EXERCISE PROMPT – Every line of the data must be copied exactly.

(Stored entries)
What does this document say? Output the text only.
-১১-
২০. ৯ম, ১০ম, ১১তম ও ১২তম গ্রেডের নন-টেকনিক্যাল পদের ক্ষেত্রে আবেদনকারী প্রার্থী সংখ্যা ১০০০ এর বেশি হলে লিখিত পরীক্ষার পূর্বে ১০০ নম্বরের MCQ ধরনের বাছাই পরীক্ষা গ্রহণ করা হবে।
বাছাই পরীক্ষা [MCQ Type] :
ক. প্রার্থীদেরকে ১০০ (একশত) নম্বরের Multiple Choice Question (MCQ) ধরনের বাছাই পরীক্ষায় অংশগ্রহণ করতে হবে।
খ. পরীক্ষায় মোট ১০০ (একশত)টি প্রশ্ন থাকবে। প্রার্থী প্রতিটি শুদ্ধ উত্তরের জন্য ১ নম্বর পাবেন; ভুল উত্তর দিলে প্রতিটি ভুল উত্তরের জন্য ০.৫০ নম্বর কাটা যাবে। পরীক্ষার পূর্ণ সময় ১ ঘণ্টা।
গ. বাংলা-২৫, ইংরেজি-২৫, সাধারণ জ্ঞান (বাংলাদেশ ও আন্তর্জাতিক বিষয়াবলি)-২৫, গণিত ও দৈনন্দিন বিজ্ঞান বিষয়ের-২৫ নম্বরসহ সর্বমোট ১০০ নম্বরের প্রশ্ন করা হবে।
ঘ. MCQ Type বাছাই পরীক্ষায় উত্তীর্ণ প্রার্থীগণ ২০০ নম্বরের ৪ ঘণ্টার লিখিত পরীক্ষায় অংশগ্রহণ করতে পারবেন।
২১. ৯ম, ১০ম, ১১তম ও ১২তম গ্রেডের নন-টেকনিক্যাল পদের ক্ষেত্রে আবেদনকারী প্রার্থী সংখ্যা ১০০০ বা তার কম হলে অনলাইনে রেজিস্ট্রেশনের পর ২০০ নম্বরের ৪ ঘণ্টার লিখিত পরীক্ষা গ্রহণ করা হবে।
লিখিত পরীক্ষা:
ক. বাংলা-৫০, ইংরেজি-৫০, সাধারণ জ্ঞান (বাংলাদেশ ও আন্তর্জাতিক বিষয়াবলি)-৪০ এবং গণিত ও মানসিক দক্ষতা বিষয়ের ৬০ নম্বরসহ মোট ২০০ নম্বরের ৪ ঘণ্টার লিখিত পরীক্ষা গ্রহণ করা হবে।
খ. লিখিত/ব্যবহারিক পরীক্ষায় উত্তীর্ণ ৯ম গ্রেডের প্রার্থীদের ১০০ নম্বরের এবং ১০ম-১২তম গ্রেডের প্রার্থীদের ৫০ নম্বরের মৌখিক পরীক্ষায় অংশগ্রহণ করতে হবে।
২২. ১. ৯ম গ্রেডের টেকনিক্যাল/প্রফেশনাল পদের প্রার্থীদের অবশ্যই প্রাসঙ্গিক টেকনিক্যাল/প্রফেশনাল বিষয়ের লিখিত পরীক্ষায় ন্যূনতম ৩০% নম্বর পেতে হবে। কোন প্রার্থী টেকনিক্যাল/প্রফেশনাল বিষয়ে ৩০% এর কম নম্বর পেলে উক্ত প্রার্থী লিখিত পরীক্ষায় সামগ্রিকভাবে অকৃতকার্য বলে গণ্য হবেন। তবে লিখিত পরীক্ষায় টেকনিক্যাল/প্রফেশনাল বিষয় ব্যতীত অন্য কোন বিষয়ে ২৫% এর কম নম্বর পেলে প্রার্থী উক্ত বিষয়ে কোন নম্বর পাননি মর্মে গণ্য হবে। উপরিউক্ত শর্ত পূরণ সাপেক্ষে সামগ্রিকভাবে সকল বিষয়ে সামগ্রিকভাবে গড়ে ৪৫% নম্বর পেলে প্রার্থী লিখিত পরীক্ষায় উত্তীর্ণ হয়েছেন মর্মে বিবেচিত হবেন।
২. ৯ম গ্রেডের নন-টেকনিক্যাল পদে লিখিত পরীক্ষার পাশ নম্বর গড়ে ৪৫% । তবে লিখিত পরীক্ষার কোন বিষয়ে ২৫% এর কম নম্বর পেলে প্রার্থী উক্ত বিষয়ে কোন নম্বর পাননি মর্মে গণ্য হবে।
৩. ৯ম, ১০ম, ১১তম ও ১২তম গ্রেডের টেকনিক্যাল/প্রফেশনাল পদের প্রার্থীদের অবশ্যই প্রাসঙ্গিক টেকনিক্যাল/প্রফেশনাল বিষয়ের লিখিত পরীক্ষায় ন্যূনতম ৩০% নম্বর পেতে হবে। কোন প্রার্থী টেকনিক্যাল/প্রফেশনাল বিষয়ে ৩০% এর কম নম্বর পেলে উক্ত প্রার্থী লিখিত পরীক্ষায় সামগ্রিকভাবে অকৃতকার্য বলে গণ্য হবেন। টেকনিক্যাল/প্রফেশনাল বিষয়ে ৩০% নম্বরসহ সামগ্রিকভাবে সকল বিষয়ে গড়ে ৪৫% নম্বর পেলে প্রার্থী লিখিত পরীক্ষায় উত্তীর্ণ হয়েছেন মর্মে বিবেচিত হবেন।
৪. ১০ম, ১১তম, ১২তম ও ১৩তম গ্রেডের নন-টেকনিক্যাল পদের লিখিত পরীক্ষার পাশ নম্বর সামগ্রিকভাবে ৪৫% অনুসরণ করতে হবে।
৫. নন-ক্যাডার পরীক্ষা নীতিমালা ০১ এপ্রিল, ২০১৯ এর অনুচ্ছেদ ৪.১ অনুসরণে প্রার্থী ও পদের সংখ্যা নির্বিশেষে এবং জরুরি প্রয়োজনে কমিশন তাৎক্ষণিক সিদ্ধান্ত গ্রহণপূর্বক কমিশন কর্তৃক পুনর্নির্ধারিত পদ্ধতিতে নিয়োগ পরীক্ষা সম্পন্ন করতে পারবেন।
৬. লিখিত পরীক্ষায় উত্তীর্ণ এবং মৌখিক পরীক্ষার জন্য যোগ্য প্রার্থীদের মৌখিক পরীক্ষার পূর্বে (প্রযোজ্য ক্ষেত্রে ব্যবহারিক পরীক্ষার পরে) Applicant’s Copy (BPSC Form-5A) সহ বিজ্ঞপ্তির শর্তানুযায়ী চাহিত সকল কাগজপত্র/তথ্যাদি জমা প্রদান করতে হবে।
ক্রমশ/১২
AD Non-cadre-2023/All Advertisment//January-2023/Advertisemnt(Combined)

CORRECT RESPONSE –
What does this document say? Output the text only.
-১১-
২০. ৯ম, ১০ম, ১১তম ও ১২তম গ্রেডের নন-টেকনিক্যাল পদের ক্ষেত্রে আবেদনকারী প্রার্থী সংখ্যা ১০০০ এর বেশি হলে লিখিত পরীক্ষার পূর্বে ১০০ নম্বরের MCQ ধরনের বাছাই পরীক্ষা গ্রহণ করা হবে।
বাছাই পরীক্ষা [MCQ Type] :
ক. প্রার্থীদেরকে ১০০ (একশত) নম্বরের Multiple Choice Question (MCQ) ধরনের বাছাই পরীক্ষায় অংশগ্রহণ করতে হবে।
খ. পরীক্ষায় মোট ১০০ (একশত)টি প্রশ্ন থাকবে। প্রার্থী প্রতিটি শুদ্ধ উত্তরের জন্য ১ নম্বর পাবেন; ভুল উত্তর দিলে প্রতিটি ভুল উত্তরের জন্য ০.৫০ নম্বর কাটা যাবে। পরীক্ষার পূর্ণ সময় ১ ঘণ্টা।
গ. বাংলা-২৫, ইংরেজি-২৫, সাধারণ জ্ঞান (বাংলাদেশ ও আন্তর্জাতিক বিষয়াবলি)-২৫, গণিত ও দৈনন্দিন বিজ্ঞান বিষয়ের-২৫ নম্বরসহ সর্বমোট ১০০ নম্বরের প্রশ্ন করা হবে।
ঘ. MCQ Type বাছাই পরীক্ষায় উত্তীর্ণ প্রার্থীগণ ২০০ নম্বরের ৪ ঘণ্টার লিখিত পরীক্ষায় অংশগ্রহণ করতে পারবেন।
২১. ৯ম, ১০ম, ১১তম ও ১২তম গ্রেডের নন-টেকনিক্যাল পদের ক্ষেত্রে আবেদনকারী প্রার্থী সংখ্যা ১০০০ বা তার কম হলে অনলাইনে রেজিস্ট্রেশনের পর ২০০ নম্বরের ৪ ঘণ্টার লিখিত পরীক্ষা গ্রহণ করা হবে।
লিখিত পরীক্ষা:
ক. বাংলা-৫০, ইংরেজি-৫০, সাধারণ জ্ঞান (বাংলাদেশ ও আন্তর্জাতিক বিষয়াবলি)-৪০ এবং গণিত ও মানসিক দক্ষতা বিষয়ের ৬০ নম্বরসহ মোট ২০০ নম্বরের ৪ ঘণ্টার লিখিত পরীক্ষা গ্রহণ করা হবে।
খ. লিখিত/ব্যবহারিক পরীক্ষায় উত্তীর্ণ ৯ম গ্রেডের প্রার্থীদের ১০০ নম্বরের এবং ১০ম-১২তম গ্রেডের প্রার্থীদের ৫০ নম্বরের মৌখিক পরীক্ষায় অংশগ্রহণ করতে হবে।
২২. ১. ৯ম গ্রেডের টেকনিক্যাল/প্রফেশনাল পদের প্রার্থীদের অবশ্যই প্রাসঙ্গিক টেকনিক্যাল/প্রফেশনাল বিষয়ের লিখিত পরীক্ষায় ন্যূনতম ৩০% নম্বর পেতে হবে। কোন প্রার্থী টেকনিক্যাল/প্রফেশনাল বিষয়ে ৩০% এর কম নম্বর পেলে উক্ত প্রার্থী লিখিত পরীক্ষায় সামগ্রিকভাবে অকৃতকার্য বলে গণ্য হবেন। তবে লিখিত পরীক্ষায় টেকনিক্যাল/প্রফেশনাল বিষয় ব্যতীত অন্য কোন বিষয়ে ২৫% এর কম নম্বর পেলে প্রার্থী উক্ত বিষয়ে কোন নম্বর পাননি মর্মে গণ্য হবে। উপরিউক্ত শর্ত পূরণ সাপেক্ষে সামগ্রিকভাবে সকল বিষয়ে সামগ্রিকভাবে গড়ে ৪৫% নম্বর পেলে প্রার্থী লিখিত পরীক্ষায় উত্তীর্ণ হয়েছেন মর্মে বিবেচিত হবেন।
২. ৯ম গ্রেডের নন-টেকনিক্যাল পদে লিখিত পরীক্ষার পাশ নম্বর গড়ে ৪৫% । তবে লিখিত পরীক্ষার কোন বিষয়ে ২৫% এর কম নম্বর পেলে প্রার্থী উক্ত বিষয়ে কোন নম্বর পাননি মর্মে গণ্য হবে।
৩. ৯ম, ১০ম, ১১তম ও ১২তম গ্রেডের টেকনিক্যাল/প্রফেশনাল পদের প্রার্থীদের অবশ্যই প্রাসঙ্গিক টেকনিক্যাল/প্রফেশনাল বিষয়ের লিখিত পরীক্ষায় ন্যূনতম ৩০% নম্বর পেতে হবে। কোন প্রার্থী টেকনিক্যাল/প্রফেশনাল বিষয়ে ৩০% এর কম নম্বর পেলে উক্ত প্রার্থী লিখিত পরীক্ষায় সামগ্রিকভাবে অকৃতকার্য বলে গণ্য হবেন। টেকনিক্যাল/প্রফেশনাল বিষয়ে ৩০% নম্বরসহ সামগ্রিকভাবে সকল বিষয়ে গড়ে ৪৫% নম্বর পেলে প্রার্থী লিখিত পরীক্ষায় উত্তীর্ণ হয়েছেন মর্মে বিবেচিত হবেন।
৪. ১০ম, ১১তম, ১২তম ও ১৩তম গ্রেডের নন-টেকনিক্যাল পদের লিখিত পরীক্ষার পাশ নম্বর সামগ্রিকভাবে ৪৫% অনুসরণ করতে হবে।
৫. নন-ক্যাডার পরীক্ষা নীতিমালা ০১ এপ্রিল, ২০১৯ এর অনুচ্ছেদ ৪.১ অনুসরণে প্রার্থী ও পদের সংখ্যা নির্বিশেষে এবং জরুরি প্রয়োজনে কমিশন তাৎক্ষণিক সিদ্ধান্ত গ্রহণপূর্বক কমিশন কর্তৃক পুনর্নির্ধারিত পদ্ধতিতে নিয়োগ পরীক্ষা সম্পন্ন করতে পারবেন।
৬. লিখিত পরীক্ষায় উত্তীর্ণ এবং মৌখিক পরীক্ষার জন্য যোগ্য প্রার্থীদের মৌখিক পরীক্ষার পূর্বে (প্রযোজ্য ক্ষেত্রে ব্যবহারিক পরীক্ষার পরে) Applicant’s Copy (BPSC Form-5A) সহ বিজ্ঞপ্তির শর্তানুযায়ী চাহিত সকল কাগজপত্র/তথ্যাদি জমা প্রদান করতে হবে।
ক্রমশ/১২
AD Non-cadre-2023/All Advertisment//January-2023/Advertisemnt(Combined)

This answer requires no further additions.